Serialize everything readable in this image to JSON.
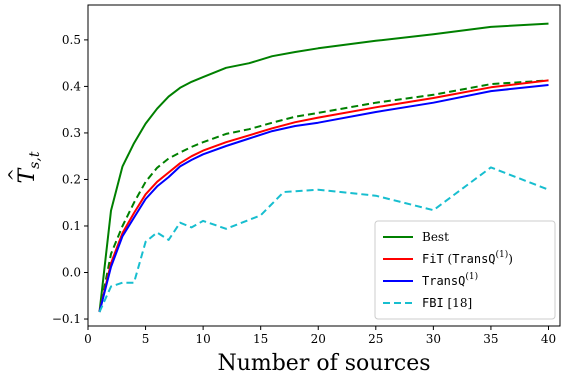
{
  "chart_data": {
    "type": "line",
    "xlabel": "Number of sources",
    "ylabel_base": "T",
    "ylabel_sub": "s,t",
    "xlim": [
      0,
      41
    ],
    "ylim": [
      -0.115,
      0.575
    ],
    "xticks": [
      0,
      5,
      10,
      15,
      20,
      25,
      30,
      35,
      40
    ],
    "yticks": [
      -0.1,
      0.0,
      0.1,
      0.2,
      0.3,
      0.4,
      0.5
    ],
    "xtick_labels": [
      "0",
      "5",
      "10",
      "15",
      "20",
      "25",
      "30",
      "35",
      "40"
    ],
    "ytick_labels": [
      "−0.1",
      "0.0",
      "0.1",
      "0.2",
      "0.3",
      "0.4",
      "0.5"
    ],
    "legend_position": "lower-right",
    "series": [
      {
        "name": "Best",
        "color": "#008000",
        "dash": "solid",
        "x": [
          1,
          2,
          3,
          4,
          5,
          6,
          7,
          8,
          9,
          10,
          12,
          14,
          16,
          18,
          20,
          25,
          30,
          35,
          40
        ],
        "values": [
          -0.085,
          0.133,
          0.228,
          0.278,
          0.32,
          0.352,
          0.378,
          0.397,
          0.41,
          0.42,
          0.44,
          0.45,
          0.465,
          0.474,
          0.482,
          0.498,
          0.512,
          0.528,
          0.535
        ]
      },
      {
        "name": "",
        "color": "#008000",
        "dash": "dashed",
        "x": [
          1,
          2,
          3,
          4,
          5,
          6,
          7,
          8,
          9,
          10,
          12,
          14,
          16,
          18,
          20,
          25,
          30,
          35,
          40
        ],
        "values": [
          -0.085,
          0.04,
          0.1,
          0.15,
          0.195,
          0.225,
          0.245,
          0.258,
          0.27,
          0.28,
          0.298,
          0.308,
          0.322,
          0.335,
          0.343,
          0.365,
          0.382,
          0.405,
          0.413
        ]
      },
      {
        "name": "FiT (TransQ(1))",
        "color": "#ff0000",
        "dash": "solid",
        "x": [
          1,
          2,
          3,
          4,
          5,
          6,
          7,
          8,
          9,
          10,
          12,
          14,
          16,
          18,
          20,
          25,
          30,
          35,
          40
        ],
        "values": [
          -0.085,
          0.02,
          0.085,
          0.128,
          0.168,
          0.195,
          0.215,
          0.235,
          0.25,
          0.262,
          0.28,
          0.295,
          0.31,
          0.323,
          0.333,
          0.355,
          0.375,
          0.398,
          0.413
        ]
      },
      {
        "name": "TransQ(1)",
        "color": "#0000ff",
        "dash": "solid",
        "x": [
          1,
          2,
          3,
          4,
          5,
          6,
          7,
          8,
          9,
          10,
          12,
          14,
          16,
          18,
          20,
          25,
          30,
          35,
          40
        ],
        "values": [
          -0.085,
          0.012,
          0.078,
          0.118,
          0.158,
          0.185,
          0.205,
          0.228,
          0.242,
          0.254,
          0.272,
          0.288,
          0.304,
          0.315,
          0.322,
          0.345,
          0.365,
          0.39,
          0.403
        ]
      },
      {
        "name": "FBI [18]",
        "color": "#17becf",
        "dash": "dashed",
        "x": [
          1,
          2,
          3,
          4,
          5,
          6,
          7,
          8,
          9,
          10,
          12,
          15,
          17,
          20,
          25,
          30,
          35,
          40
        ],
        "values": [
          -0.085,
          -0.03,
          -0.022,
          -0.022,
          0.066,
          0.086,
          0.07,
          0.107,
          0.097,
          0.111,
          0.094,
          0.123,
          0.173,
          0.178,
          0.165,
          0.134,
          0.226,
          0.178
        ]
      }
    ],
    "legend": [
      {
        "series": 0,
        "label": "Best",
        "mono": false
      },
      {
        "series": 2,
        "label_mono": "FiT",
        "label_mid": " (",
        "label_mono2": "TransQ",
        "label_sup": "(1)",
        "label_end": ")",
        "mono": true
      },
      {
        "series": 3,
        "label_mono": "TransQ",
        "label_sup": "(1)",
        "mono": true
      },
      {
        "series": 4,
        "label_mono": "FBI",
        "label_end": " [18]",
        "mono": true
      }
    ]
  }
}
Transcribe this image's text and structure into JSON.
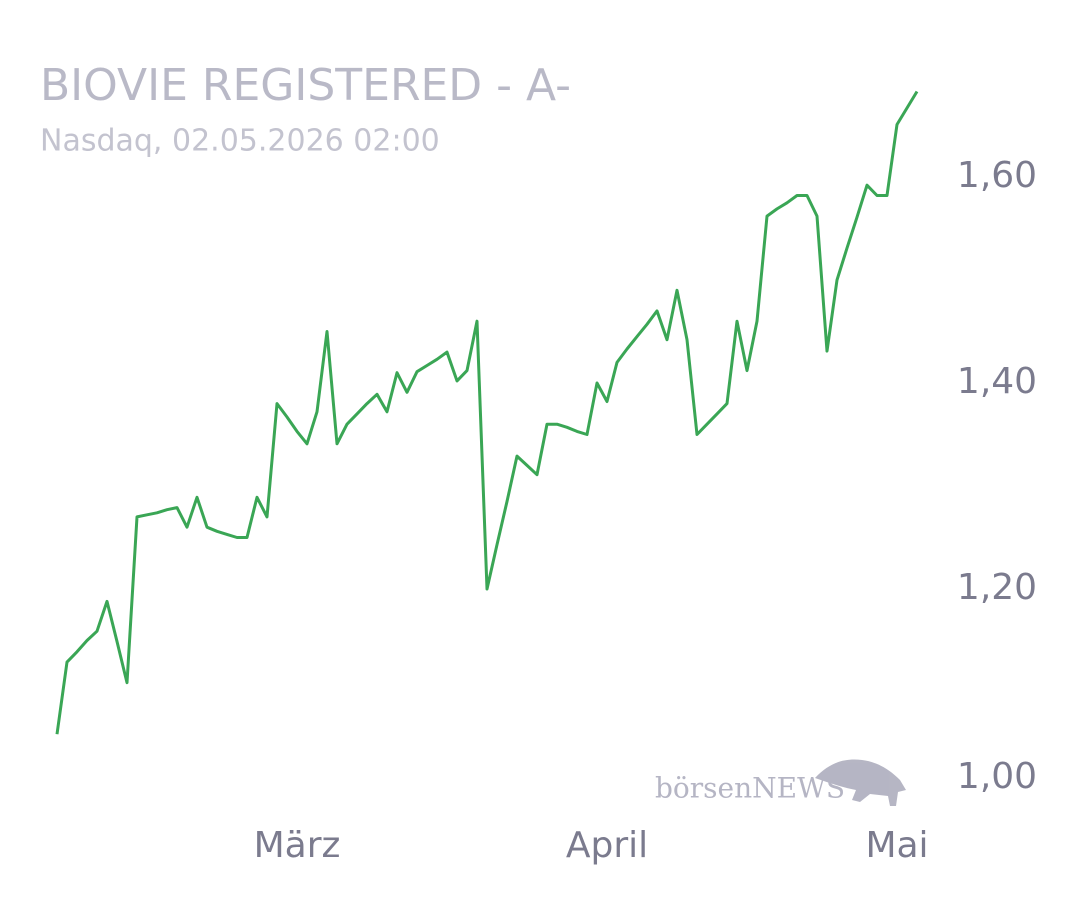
{
  "chart_data": {
    "type": "line",
    "title": "BIOVIE REGISTERED - A-",
    "subtitle": "Nasdaq, 02.05.2026 02:00",
    "watermark": "börsenNEWS",
    "categories": [
      null,
      null,
      null,
      null,
      null,
      null,
      null,
      null,
      null,
      null,
      null,
      null,
      null,
      null,
      null,
      null,
      null,
      null,
      null,
      null,
      null,
      null,
      null,
      null,
      "März",
      null,
      null,
      null,
      null,
      null,
      null,
      null,
      null,
      null,
      null,
      null,
      null,
      null,
      null,
      null,
      null,
      null,
      null,
      null,
      null,
      null,
      null,
      null,
      null,
      null,
      null,
      null,
      null,
      null,
      null,
      "April",
      null,
      null,
      null,
      null,
      null,
      null,
      null,
      null,
      null,
      null,
      null,
      null,
      null,
      null,
      null,
      null,
      null,
      null,
      null,
      null,
      null,
      null,
      null,
      null,
      null,
      null,
      null,
      null,
      "Mai",
      null,
      null
    ],
    "series": [
      {
        "name": "BIOVIE REGISTERED - A-",
        "color": "#3aa655",
        "values": [
          1.059,
          1.129,
          1.139,
          1.15,
          1.159,
          1.188,
          1.149,
          1.109,
          1.27,
          1.272,
          1.274,
          1.277,
          1.279,
          1.26,
          1.289,
          1.26,
          1.256,
          1.253,
          1.25,
          1.25,
          1.289,
          1.27,
          1.38,
          1.367,
          1.353,
          1.341,
          1.372,
          1.45,
          1.341,
          1.36,
          1.37,
          1.38,
          1.389,
          1.372,
          1.41,
          1.391,
          1.411,
          1.417,
          1.423,
          1.43,
          1.402,
          1.412,
          1.46,
          1.2,
          1.243,
          1.285,
          1.329,
          1.32,
          1.311,
          1.36,
          1.36,
          1.357,
          1.353,
          1.35,
          1.4,
          1.382,
          1.42,
          1.433,
          1.445,
          1.457,
          1.47,
          1.442,
          1.49,
          1.442,
          1.35,
          1.36,
          1.37,
          1.38,
          1.46,
          1.412,
          1.46,
          1.562,
          1.569,
          1.575,
          1.582,
          1.582,
          1.562,
          1.431,
          1.5,
          1.531,
          1.561,
          1.592,
          1.582,
          1.582,
          1.651,
          1.667,
          1.683
        ]
      }
    ],
    "ylim": [
      1.0,
      1.7
    ],
    "yticks": [
      {
        "value": 1.0,
        "label": "1,00"
      },
      {
        "value": 1.2,
        "label": "1,20"
      },
      {
        "value": 1.4,
        "label": "1,40"
      },
      {
        "value": 1.6,
        "label": "1,60"
      }
    ],
    "grid": false
  }
}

——

■ **Your goal**:
Repeat the records above verbatim, with no pictures in the result.

■ **Response to this exercise**:
Serialize everything readable in this image to JSON.
{
  "chart_data": {
    "type": "line",
    "xlabel": "Number of sources",
    "ylabel_base": "T",
    "ylabel_sub": "s,t",
    "xlim": [
      0,
      41
    ],
    "ylim": [
      -0.115,
      0.575
    ],
    "xticks": [
      0,
      5,
      10,
      15,
      20,
      25,
      30,
      35,
      40
    ],
    "yticks": [
      -0.1,
      0.0,
      0.1,
      0.2,
      0.3,
      0.4,
      0.5
    ],
    "xtick_labels": [
      "0",
      "5",
      "10",
      "15",
      "20",
      "25",
      "30",
      "35",
      "40"
    ],
    "ytick_labels": [
      "−0.1",
      "0.0",
      "0.1",
      "0.2",
      "0.3",
      "0.4",
      "0.5"
    ],
    "legend_position": "lower-right",
    "series": [
      {
        "name": "Best",
        "color": "#008000",
        "dash": "solid",
        "x": [
          1,
          2,
          3,
          4,
          5,
          6,
          7,
          8,
          9,
          10,
          12,
          14,
          16,
          18,
          20,
          25,
          30,
          35,
          40
        ],
        "values": [
          -0.085,
          0.133,
          0.228,
          0.278,
          0.32,
          0.352,
          0.378,
          0.397,
          0.41,
          0.42,
          0.44,
          0.45,
          0.465,
          0.474,
          0.482,
          0.498,
          0.512,
          0.528,
          0.535
        ]
      },
      {
        "name": "",
        "color": "#008000",
        "dash": "dashed",
        "x": [
          1,
          2,
          3,
          4,
          5,
          6,
          7,
          8,
          9,
          10,
          12,
          14,
          16,
          18,
          20,
          25,
          30,
          35,
          40
        ],
        "values": [
          -0.085,
          0.04,
          0.1,
          0.15,
          0.195,
          0.225,
          0.245,
          0.258,
          0.27,
          0.28,
          0.298,
          0.308,
          0.322,
          0.335,
          0.343,
          0.365,
          0.382,
          0.405,
          0.413
        ]
      },
      {
        "name": "FiT (TransQ(1))",
        "color": "#ff0000",
        "dash": "solid",
        "x": [
          1,
          2,
          3,
          4,
          5,
          6,
          7,
          8,
          9,
          10,
          12,
          14,
          16,
          18,
          20,
          25,
          30,
          35,
          40
        ],
        "values": [
          -0.085,
          0.02,
          0.085,
          0.128,
          0.168,
          0.195,
          0.215,
          0.235,
          0.25,
          0.262,
          0.28,
          0.295,
          0.31,
          0.323,
          0.333,
          0.355,
          0.375,
          0.398,
          0.413
        ]
      },
      {
        "name": "TransQ(1)",
        "color": "#0000ff",
        "dash": "solid",
        "x": [
          1,
          2,
          3,
          4,
          5,
          6,
          7,
          8,
          9,
          10,
          12,
          14,
          16,
          18,
          20,
          25,
          30,
          35,
          40
        ],
        "values": [
          -0.085,
          0.012,
          0.078,
          0.118,
          0.158,
          0.185,
          0.205,
          0.228,
          0.242,
          0.254,
          0.272,
          0.288,
          0.304,
          0.315,
          0.322,
          0.345,
          0.365,
          0.39,
          0.403
        ]
      },
      {
        "name": "FBI [18]",
        "color": "#17becf",
        "dash": "dashed",
        "x": [
          1,
          2,
          3,
          4,
          5,
          6,
          7,
          8,
          9,
          10,
          12,
          15,
          17,
          20,
          25,
          30,
          35,
          40
        ],
        "values": [
          -0.085,
          -0.03,
          -0.022,
          -0.022,
          0.066,
          0.086,
          0.07,
          0.107,
          0.097,
          0.111,
          0.094,
          0.123,
          0.173,
          0.178,
          0.165,
          0.134,
          0.226,
          0.178
        ]
      }
    ],
    "legend": [
      {
        "series": 0,
        "label": "Best",
        "mono": false
      },
      {
        "series": 2,
        "label_mono": "FiT",
        "label_mid": " (",
        "label_mono2": "TransQ",
        "label_sup": "(1)",
        "label_end": ")",
        "mono": true
      },
      {
        "series": 3,
        "label_mono": "TransQ",
        "label_sup": "(1)",
        "mono": true
      },
      {
        "series": 4,
        "label_mono": "FBI",
        "label_end": " [18]",
        "mono": true
      }
    ]
  }
}
Transcribe this image's text and structure into JSON.
{
  "chart_data": {
    "type": "line",
    "title": "BIOVIE REGISTERED - A-",
    "subtitle": "Nasdaq, 02.05.2026 02:00",
    "watermark": "börsenNEWS",
    "categories": [
      null,
      null,
      null,
      null,
      null,
      null,
      null,
      null,
      null,
      null,
      null,
      null,
      null,
      null,
      null,
      null,
      null,
      null,
      null,
      null,
      null,
      null,
      null,
      null,
      "März",
      null,
      null,
      null,
      null,
      null,
      null,
      null,
      null,
      null,
      null,
      null,
      null,
      null,
      null,
      null,
      null,
      null,
      null,
      null,
      null,
      null,
      null,
      null,
      null,
      null,
      null,
      null,
      null,
      null,
      null,
      "April",
      null,
      null,
      null,
      null,
      null,
      null,
      null,
      null,
      null,
      null,
      null,
      null,
      null,
      null,
      null,
      null,
      null,
      null,
      null,
      null,
      null,
      null,
      null,
      null,
      null,
      null,
      null,
      null,
      "Mai",
      null,
      null
    ],
    "series": [
      {
        "name": "BIOVIE REGISTERED - A-",
        "color": "#3aa655",
        "values": [
          1.059,
          1.129,
          1.139,
          1.15,
          1.159,
          1.188,
          1.149,
          1.109,
          1.27,
          1.272,
          1.274,
          1.277,
          1.279,
          1.26,
          1.289,
          1.26,
          1.256,
          1.253,
          1.25,
          1.25,
          1.289,
          1.27,
          1.38,
          1.367,
          1.353,
          1.341,
          1.372,
          1.45,
          1.341,
          1.36,
          1.37,
          1.38,
          1.389,
          1.372,
          1.41,
          1.391,
          1.411,
          1.417,
          1.423,
          1.43,
          1.402,
          1.412,
          1.46,
          1.2,
          1.243,
          1.285,
          1.329,
          1.32,
          1.311,
          1.36,
          1.36,
          1.357,
          1.353,
          1.35,
          1.4,
          1.382,
          1.42,
          1.433,
          1.445,
          1.457,
          1.47,
          1.442,
          1.49,
          1.442,
          1.35,
          1.36,
          1.37,
          1.38,
          1.46,
          1.412,
          1.46,
          1.562,
          1.569,
          1.575,
          1.582,
          1.582,
          1.562,
          1.431,
          1.5,
          1.531,
          1.561,
          1.592,
          1.582,
          1.582,
          1.651,
          1.667,
          1.683
        ]
      }
    ],
    "ylim": [
      1.0,
      1.7
    ],
    "yticks": [
      {
        "value": 1.0,
        "label": "1,00"
      },
      {
        "value": 1.2,
        "label": "1,20"
      },
      {
        "value": 1.4,
        "label": "1,40"
      },
      {
        "value": 1.6,
        "label": "1,60"
      }
    ],
    "grid": false
  }
}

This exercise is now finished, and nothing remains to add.